Lines of data
────────────────────

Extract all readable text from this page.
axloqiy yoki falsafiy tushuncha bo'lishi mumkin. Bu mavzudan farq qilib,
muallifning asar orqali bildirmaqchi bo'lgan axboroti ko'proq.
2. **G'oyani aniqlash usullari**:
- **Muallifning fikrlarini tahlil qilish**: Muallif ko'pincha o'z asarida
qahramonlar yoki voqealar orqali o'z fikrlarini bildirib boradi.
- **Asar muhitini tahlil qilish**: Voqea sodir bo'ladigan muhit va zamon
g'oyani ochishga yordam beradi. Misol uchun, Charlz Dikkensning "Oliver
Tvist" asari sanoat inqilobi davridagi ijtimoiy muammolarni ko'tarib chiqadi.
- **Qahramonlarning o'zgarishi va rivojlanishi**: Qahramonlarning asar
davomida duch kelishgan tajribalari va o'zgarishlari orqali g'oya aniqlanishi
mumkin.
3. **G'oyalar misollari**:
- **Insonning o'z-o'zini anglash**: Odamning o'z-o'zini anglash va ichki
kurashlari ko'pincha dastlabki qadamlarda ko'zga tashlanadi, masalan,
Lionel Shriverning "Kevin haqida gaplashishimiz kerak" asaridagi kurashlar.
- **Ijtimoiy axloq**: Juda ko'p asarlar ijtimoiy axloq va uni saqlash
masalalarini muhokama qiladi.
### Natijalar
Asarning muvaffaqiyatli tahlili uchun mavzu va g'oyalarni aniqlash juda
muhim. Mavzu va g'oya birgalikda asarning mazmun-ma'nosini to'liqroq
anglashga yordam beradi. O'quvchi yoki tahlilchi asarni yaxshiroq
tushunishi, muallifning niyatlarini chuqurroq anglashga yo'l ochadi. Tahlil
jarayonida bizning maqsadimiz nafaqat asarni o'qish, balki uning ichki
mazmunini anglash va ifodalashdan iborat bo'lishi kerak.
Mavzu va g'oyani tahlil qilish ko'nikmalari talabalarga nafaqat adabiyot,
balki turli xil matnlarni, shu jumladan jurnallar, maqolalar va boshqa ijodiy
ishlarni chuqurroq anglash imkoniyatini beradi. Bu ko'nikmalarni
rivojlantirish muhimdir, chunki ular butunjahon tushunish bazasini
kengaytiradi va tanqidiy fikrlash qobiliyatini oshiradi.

────────────────────

▶ **EXERCISE DESCRIPTION**: From the listing above, pick out every line containing "ichki".

▶ **OUTPUT OF THE TASK**:
- **Insonning o'z-o'zini anglash**: Odamning o'z-o'zini anglash va ichki
jarayonida bizning maqsadimiz nafaqat asarni o'qish, balki uning ichki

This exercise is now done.